To be done
Where a line contains the word "throughput", copy that line in full.

Input for this task

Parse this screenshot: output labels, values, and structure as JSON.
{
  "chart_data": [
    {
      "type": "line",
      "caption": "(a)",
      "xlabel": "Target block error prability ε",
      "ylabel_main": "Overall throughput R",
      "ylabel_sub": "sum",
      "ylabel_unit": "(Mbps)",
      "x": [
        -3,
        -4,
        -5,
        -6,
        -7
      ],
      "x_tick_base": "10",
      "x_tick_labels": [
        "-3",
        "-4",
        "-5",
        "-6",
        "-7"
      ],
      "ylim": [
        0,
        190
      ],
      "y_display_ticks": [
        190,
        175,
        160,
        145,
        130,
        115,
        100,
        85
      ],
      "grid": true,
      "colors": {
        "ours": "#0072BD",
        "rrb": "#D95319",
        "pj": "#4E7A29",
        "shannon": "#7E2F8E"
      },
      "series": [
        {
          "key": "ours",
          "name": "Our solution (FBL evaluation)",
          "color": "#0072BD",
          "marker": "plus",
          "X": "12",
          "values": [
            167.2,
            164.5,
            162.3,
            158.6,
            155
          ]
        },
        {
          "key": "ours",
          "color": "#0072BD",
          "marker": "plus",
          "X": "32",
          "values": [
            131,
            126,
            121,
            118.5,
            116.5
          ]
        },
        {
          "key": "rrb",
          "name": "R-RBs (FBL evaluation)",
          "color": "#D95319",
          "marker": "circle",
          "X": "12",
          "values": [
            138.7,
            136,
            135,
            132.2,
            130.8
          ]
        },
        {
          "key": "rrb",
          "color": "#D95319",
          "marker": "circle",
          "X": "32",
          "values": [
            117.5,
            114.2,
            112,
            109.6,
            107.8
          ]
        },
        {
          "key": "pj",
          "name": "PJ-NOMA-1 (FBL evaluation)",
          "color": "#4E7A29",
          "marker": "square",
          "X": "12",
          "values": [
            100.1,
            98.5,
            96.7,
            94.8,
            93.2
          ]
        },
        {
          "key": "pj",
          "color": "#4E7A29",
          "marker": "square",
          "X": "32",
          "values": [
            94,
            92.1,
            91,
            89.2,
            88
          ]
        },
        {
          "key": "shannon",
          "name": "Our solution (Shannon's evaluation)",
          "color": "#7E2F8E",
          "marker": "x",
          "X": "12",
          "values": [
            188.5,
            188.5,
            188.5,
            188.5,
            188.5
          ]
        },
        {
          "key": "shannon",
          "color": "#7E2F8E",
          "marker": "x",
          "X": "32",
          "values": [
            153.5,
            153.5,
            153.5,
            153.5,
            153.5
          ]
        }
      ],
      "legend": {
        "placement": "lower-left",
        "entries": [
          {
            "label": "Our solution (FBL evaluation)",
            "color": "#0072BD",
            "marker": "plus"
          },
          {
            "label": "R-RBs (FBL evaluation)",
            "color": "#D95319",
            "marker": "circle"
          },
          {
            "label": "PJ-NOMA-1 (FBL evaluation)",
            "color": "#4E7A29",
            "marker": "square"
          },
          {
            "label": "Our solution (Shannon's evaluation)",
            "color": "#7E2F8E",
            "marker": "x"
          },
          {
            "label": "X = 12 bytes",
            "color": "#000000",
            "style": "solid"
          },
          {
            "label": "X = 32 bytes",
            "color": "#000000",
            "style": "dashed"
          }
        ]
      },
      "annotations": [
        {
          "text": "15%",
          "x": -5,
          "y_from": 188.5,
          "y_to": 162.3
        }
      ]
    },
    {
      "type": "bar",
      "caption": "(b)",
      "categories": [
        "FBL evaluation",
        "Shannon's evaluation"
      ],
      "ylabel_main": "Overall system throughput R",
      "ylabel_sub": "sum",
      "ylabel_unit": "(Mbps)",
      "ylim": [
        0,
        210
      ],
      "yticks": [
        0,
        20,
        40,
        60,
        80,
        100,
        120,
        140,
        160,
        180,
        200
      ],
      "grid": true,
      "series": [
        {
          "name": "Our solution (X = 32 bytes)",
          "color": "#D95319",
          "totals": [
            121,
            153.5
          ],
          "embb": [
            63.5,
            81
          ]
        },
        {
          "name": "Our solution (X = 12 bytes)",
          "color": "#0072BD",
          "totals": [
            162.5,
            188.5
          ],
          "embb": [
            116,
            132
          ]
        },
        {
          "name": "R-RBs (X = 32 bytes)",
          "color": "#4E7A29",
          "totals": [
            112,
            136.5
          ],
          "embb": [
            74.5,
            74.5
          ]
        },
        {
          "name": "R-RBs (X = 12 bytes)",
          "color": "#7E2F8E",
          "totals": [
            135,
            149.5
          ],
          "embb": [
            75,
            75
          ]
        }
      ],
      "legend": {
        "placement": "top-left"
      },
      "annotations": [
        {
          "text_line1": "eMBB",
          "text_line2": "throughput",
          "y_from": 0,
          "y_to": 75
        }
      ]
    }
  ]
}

Written reply
      "ylabel_main": "Overall throughput R",
      "ylabel_main": "Overall system throughput R",
          "text_line2": "throughput",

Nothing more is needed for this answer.